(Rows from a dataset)
□ □ □ □ □

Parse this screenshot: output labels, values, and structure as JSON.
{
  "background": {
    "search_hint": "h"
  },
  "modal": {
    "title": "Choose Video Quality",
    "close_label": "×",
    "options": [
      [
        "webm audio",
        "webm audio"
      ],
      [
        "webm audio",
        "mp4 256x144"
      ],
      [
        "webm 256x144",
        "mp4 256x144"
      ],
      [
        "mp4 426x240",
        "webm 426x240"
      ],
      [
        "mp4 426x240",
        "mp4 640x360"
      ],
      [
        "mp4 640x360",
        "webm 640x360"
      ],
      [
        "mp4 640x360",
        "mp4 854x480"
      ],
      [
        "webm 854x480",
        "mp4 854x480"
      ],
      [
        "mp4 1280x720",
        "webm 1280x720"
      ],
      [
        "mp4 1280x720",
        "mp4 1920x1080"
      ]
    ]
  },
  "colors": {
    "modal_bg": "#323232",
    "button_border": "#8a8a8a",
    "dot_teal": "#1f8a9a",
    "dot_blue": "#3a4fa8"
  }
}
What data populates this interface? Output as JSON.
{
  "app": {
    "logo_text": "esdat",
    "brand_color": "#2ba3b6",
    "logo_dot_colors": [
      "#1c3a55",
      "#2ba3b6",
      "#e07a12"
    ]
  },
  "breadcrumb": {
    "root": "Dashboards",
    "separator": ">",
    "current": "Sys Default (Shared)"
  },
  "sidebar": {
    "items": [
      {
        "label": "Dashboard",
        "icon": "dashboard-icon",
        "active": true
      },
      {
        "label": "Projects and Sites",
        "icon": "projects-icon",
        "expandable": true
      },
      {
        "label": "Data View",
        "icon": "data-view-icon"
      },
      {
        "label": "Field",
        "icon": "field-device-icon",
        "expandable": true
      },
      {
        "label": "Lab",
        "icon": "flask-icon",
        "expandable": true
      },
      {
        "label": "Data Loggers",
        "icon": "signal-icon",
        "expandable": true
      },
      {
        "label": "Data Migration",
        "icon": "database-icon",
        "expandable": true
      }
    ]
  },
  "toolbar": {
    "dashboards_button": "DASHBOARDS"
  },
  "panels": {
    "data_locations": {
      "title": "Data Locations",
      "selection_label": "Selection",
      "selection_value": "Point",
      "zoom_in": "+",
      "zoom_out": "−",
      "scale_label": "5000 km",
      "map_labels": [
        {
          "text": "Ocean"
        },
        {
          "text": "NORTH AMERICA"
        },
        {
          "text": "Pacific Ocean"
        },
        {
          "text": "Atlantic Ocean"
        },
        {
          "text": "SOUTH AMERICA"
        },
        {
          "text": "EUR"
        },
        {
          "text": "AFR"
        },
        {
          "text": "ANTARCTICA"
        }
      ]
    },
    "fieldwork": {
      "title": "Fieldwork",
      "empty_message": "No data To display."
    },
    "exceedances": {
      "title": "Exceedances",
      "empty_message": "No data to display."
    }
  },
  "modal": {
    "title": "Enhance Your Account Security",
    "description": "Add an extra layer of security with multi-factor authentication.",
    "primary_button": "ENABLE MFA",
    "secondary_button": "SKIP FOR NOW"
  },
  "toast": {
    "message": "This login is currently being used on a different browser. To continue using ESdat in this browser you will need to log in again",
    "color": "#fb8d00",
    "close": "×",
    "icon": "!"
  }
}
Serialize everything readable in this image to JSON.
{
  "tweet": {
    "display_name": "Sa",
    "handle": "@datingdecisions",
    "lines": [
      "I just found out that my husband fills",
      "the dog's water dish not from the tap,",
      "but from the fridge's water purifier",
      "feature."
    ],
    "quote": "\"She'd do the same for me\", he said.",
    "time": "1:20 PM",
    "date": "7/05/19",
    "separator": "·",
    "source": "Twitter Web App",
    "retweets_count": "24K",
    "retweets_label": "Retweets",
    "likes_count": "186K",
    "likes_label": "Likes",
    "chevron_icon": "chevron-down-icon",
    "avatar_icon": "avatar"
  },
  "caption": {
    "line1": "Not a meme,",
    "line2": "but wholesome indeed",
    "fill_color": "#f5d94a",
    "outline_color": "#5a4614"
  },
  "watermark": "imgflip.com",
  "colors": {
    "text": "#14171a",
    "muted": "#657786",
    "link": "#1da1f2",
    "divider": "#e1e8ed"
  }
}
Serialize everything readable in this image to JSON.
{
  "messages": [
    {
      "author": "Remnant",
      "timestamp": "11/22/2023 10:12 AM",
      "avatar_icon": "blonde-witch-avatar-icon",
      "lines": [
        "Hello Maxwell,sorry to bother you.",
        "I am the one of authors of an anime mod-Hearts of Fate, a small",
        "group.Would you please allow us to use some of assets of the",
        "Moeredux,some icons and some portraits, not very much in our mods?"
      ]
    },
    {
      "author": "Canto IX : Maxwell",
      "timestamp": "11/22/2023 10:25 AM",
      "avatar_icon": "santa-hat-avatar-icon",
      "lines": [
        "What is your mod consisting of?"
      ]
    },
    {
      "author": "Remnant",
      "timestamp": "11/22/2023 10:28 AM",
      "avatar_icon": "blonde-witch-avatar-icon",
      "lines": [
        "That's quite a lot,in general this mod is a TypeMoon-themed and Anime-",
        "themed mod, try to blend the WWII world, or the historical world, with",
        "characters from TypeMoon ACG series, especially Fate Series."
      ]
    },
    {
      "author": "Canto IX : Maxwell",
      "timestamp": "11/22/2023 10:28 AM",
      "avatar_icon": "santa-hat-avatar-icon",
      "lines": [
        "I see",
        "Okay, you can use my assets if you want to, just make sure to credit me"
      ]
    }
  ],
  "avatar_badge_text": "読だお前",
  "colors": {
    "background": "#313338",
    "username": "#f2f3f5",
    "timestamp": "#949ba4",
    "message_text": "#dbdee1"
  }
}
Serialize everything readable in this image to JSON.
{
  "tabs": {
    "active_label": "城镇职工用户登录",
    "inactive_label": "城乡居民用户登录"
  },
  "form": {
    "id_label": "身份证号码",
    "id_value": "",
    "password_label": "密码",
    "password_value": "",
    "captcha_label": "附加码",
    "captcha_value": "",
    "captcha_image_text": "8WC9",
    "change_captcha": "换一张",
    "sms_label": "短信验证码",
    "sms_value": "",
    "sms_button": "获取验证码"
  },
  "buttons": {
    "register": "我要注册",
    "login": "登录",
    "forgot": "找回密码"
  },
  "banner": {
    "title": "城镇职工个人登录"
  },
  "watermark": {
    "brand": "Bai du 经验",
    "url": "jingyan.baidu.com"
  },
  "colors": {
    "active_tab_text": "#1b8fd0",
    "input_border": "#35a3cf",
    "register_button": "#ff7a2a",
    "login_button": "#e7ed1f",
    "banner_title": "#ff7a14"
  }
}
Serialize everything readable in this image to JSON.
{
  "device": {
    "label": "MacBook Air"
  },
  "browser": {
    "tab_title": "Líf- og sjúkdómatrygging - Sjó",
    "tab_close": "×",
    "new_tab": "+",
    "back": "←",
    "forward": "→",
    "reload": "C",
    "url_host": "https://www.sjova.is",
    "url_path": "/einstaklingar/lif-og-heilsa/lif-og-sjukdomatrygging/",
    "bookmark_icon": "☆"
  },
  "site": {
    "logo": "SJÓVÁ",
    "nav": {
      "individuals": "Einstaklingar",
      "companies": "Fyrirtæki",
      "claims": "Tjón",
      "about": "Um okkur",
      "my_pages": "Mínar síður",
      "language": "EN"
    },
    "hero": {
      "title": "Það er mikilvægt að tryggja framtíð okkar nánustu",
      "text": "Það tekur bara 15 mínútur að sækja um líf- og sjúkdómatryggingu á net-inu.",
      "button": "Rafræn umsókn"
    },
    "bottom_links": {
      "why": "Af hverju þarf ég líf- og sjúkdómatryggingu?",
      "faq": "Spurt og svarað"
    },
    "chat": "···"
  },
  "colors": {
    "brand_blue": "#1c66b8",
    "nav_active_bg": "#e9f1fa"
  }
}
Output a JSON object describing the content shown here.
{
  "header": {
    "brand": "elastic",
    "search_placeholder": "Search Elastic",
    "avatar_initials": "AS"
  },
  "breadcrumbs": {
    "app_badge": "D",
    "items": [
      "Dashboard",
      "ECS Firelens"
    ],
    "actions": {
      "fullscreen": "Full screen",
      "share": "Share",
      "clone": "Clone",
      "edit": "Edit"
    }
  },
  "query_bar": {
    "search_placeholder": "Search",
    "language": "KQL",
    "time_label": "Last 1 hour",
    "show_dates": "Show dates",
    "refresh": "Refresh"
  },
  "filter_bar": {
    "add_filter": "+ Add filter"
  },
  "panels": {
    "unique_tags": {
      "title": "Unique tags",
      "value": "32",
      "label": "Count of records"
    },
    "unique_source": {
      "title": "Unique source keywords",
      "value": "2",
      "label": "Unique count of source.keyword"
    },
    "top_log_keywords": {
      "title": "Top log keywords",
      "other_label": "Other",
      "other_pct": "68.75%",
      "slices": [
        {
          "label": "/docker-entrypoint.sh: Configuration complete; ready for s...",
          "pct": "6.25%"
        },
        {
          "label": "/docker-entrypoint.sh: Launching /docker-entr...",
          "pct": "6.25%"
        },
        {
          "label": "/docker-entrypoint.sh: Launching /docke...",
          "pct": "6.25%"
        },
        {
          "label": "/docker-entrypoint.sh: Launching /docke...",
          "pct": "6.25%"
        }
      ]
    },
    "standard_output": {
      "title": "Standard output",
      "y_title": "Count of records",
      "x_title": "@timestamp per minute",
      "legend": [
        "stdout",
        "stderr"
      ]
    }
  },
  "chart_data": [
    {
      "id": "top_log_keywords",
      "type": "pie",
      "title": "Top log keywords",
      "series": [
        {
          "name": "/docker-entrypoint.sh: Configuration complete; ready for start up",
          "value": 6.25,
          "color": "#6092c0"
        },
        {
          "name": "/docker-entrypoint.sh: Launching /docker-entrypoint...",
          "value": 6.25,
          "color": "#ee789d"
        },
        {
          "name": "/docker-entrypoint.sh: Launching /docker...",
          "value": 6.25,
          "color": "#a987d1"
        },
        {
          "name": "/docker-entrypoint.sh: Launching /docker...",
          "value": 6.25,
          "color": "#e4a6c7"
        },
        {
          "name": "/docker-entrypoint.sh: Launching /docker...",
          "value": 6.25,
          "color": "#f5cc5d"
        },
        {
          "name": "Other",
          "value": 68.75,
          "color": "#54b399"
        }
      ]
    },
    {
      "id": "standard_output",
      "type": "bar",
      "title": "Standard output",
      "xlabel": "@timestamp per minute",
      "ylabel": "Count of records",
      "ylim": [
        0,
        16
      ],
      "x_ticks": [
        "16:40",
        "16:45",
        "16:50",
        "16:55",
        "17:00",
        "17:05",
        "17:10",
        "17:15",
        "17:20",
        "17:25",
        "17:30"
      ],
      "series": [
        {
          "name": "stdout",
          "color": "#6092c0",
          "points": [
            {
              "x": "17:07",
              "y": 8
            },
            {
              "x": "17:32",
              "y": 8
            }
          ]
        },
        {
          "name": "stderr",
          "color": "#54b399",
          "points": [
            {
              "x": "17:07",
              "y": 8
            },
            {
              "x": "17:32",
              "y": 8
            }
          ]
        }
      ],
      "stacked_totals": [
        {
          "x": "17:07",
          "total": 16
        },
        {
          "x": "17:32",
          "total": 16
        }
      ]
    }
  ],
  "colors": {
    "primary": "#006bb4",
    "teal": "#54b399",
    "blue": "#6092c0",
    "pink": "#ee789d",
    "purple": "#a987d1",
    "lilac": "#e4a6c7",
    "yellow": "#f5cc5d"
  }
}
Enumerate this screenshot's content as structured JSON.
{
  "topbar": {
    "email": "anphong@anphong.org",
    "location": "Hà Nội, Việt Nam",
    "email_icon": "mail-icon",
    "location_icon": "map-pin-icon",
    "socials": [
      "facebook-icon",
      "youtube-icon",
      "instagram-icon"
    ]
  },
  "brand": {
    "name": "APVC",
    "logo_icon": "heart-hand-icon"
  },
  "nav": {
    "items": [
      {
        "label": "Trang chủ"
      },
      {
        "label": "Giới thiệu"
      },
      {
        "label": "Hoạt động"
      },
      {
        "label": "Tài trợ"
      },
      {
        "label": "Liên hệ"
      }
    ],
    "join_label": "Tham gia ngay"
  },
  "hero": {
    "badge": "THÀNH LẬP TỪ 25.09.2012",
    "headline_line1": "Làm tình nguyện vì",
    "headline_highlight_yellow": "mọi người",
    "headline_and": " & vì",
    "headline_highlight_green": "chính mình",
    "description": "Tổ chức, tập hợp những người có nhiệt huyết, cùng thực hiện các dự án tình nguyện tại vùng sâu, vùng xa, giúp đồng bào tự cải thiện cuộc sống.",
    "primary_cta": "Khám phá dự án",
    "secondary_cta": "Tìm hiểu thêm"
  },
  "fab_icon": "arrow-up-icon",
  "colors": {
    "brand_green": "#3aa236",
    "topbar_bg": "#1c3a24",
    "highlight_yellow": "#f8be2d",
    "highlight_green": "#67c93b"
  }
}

□ □ □ □ □

• _Written request_
Show each line holding the word "webm".

• _In response_
        "webm audio",
        "webm audio"
        "webm audio",
        "webm 256x144",
        "webm 426x240"
        "webm 640x360"
        "webm 854x480",
        "webm 1280x720"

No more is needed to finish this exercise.